STATED EXERCISE: The records that follow are to be repeated exactly, with the pictures removed.

RECORDS TO USE:
::::

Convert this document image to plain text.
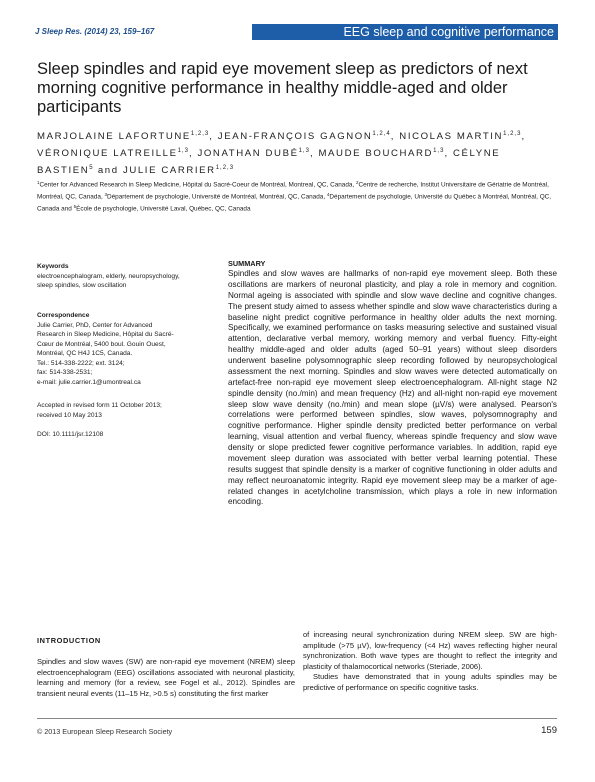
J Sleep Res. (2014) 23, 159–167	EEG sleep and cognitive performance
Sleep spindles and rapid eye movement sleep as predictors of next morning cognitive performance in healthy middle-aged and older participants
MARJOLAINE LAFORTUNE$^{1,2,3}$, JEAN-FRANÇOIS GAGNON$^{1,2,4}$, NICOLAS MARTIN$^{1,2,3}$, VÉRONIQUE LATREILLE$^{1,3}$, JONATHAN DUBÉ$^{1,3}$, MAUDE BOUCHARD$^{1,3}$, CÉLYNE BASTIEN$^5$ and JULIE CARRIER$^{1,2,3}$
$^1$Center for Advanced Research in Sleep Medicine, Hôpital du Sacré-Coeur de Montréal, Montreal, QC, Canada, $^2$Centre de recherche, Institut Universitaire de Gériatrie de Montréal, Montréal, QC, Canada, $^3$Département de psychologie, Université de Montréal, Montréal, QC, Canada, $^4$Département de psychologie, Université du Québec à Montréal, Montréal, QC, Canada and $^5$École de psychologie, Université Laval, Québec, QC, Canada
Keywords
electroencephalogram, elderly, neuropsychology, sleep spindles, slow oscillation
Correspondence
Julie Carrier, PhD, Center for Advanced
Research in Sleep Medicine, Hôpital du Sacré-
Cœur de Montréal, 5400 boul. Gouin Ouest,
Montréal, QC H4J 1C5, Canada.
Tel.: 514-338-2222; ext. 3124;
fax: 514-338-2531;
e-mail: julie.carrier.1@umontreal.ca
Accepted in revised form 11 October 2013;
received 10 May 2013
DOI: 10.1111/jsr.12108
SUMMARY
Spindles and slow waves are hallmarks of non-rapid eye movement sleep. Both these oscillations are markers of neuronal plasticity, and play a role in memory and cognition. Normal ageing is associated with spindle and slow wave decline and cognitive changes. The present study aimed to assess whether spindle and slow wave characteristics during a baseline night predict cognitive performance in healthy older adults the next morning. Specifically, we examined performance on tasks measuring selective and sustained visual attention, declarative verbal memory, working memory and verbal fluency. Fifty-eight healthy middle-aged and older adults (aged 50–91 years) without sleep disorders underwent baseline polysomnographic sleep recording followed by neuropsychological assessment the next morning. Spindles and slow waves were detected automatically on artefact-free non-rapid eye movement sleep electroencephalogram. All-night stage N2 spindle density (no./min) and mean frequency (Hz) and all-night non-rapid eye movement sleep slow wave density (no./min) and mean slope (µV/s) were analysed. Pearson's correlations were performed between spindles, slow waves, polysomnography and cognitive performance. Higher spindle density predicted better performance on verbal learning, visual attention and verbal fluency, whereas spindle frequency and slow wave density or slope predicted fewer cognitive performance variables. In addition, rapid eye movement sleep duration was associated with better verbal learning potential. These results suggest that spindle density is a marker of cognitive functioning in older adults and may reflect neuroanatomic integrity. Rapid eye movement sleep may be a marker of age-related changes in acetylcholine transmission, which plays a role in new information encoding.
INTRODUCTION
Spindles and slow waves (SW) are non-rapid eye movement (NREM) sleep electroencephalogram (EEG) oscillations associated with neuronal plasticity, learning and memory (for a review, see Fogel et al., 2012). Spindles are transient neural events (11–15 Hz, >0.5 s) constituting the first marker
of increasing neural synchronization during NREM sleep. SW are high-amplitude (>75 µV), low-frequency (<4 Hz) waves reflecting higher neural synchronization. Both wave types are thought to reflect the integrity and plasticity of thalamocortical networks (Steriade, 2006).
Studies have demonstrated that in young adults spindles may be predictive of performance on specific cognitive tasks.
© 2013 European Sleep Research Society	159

::::

RESPONSE:
Convert this document image to plain text.
J Sleep Res. (2014) 23, 159–167	EEG sleep and cognitive performance
Sleep spindles and rapid eye movement sleep as predictors of next morning cognitive performance in healthy middle-aged and older participants
MARJOLAINE LAFORTUNE$^{1,2,3}$, JEAN-FRANÇOIS GAGNON$^{1,2,4}$, NICOLAS MARTIN$^{1,2,3}$, VÉRONIQUE LATREILLE$^{1,3}$, JONATHAN DUBÉ$^{1,3}$, MAUDE BOUCHARD$^{1,3}$, CÉLYNE BASTIEN$^5$ and JULIE CARRIER$^{1,2,3}$
$^1$Center for Advanced Research in Sleep Medicine, Hôpital du Sacré-Coeur de Montréal, Montreal, QC, Canada, $^2$Centre de recherche, Institut Universitaire de Gériatrie de Montréal, Montréal, QC, Canada, $^3$Département de psychologie, Université de Montréal, Montréal, QC, Canada, $^4$Département de psychologie, Université du Québec à Montréal, Montréal, QC, Canada and $^5$École de psychologie, Université Laval, Québec, QC, Canada
Keywords
electroencephalogram, elderly, neuropsychology, sleep spindles, slow oscillation
Correspondence
Julie Carrier, PhD, Center for Advanced
Research in Sleep Medicine, Hôpital du Sacré-
Cœur de Montréal, 5400 boul. Gouin Ouest,
Montréal, QC H4J 1C5, Canada.
Tel.: 514-338-2222; ext. 3124;
fax: 514-338-2531;
e-mail: julie.carrier.1@umontreal.ca
Accepted in revised form 11 October 2013;
received 10 May 2013
DOI: 10.1111/jsr.12108
SUMMARY
Spindles and slow waves are hallmarks of non-rapid eye movement sleep. Both these oscillations are markers of neuronal plasticity, and play a role in memory and cognition. Normal ageing is associated with spindle and slow wave decline and cognitive changes. The present study aimed to assess whether spindle and slow wave characteristics during a baseline night predict cognitive performance in healthy older adults the next morning. Specifically, we examined performance on tasks measuring selective and sustained visual attention, declarative verbal memory, working memory and verbal fluency. Fifty-eight healthy middle-aged and older adults (aged 50–91 years) without sleep disorders underwent baseline polysomnographic sleep recording followed by neuropsychological assessment the next morning. Spindles and slow waves were detected automatically on artefact-free non-rapid eye movement sleep electroencephalogram. All-night stage N2 spindle density (no./min) and mean frequency (Hz) and all-night non-rapid eye movement sleep slow wave density (no./min) and mean slope (µV/s) were analysed. Pearson's correlations were performed between spindles, slow waves, polysomnography and cognitive performance. Higher spindle density predicted better performance on verbal learning, visual attention and verbal fluency, whereas spindle frequency and slow wave density or slope predicted fewer cognitive performance variables. In addition, rapid eye movement sleep duration was associated with better verbal learning potential. These results suggest that spindle density is a marker of cognitive functioning in older adults and may reflect neuroanatomic integrity. Rapid eye movement sleep may be a marker of age-related changes in acetylcholine transmission, which plays a role in new information encoding.
INTRODUCTION
Spindles and slow waves (SW) are non-rapid eye movement (NREM) sleep electroencephalogram (EEG) oscillations associated with neuronal plasticity, learning and memory (for a review, see Fogel et al., 2012). Spindles are transient neural events (11–15 Hz, >0.5 s) constituting the first marker
of increasing neural synchronization during NREM sleep. SW are high-amplitude (>75 µV), low-frequency (<4 Hz) waves reflecting higher neural synchronization. Both wave types are thought to reflect the integrity and plasticity of thalamocortical networks (Steriade, 2006).
Studies have demonstrated that in young adults spindles may be predictive of performance on specific cognitive tasks.
© 2013 European Sleep Research Society	159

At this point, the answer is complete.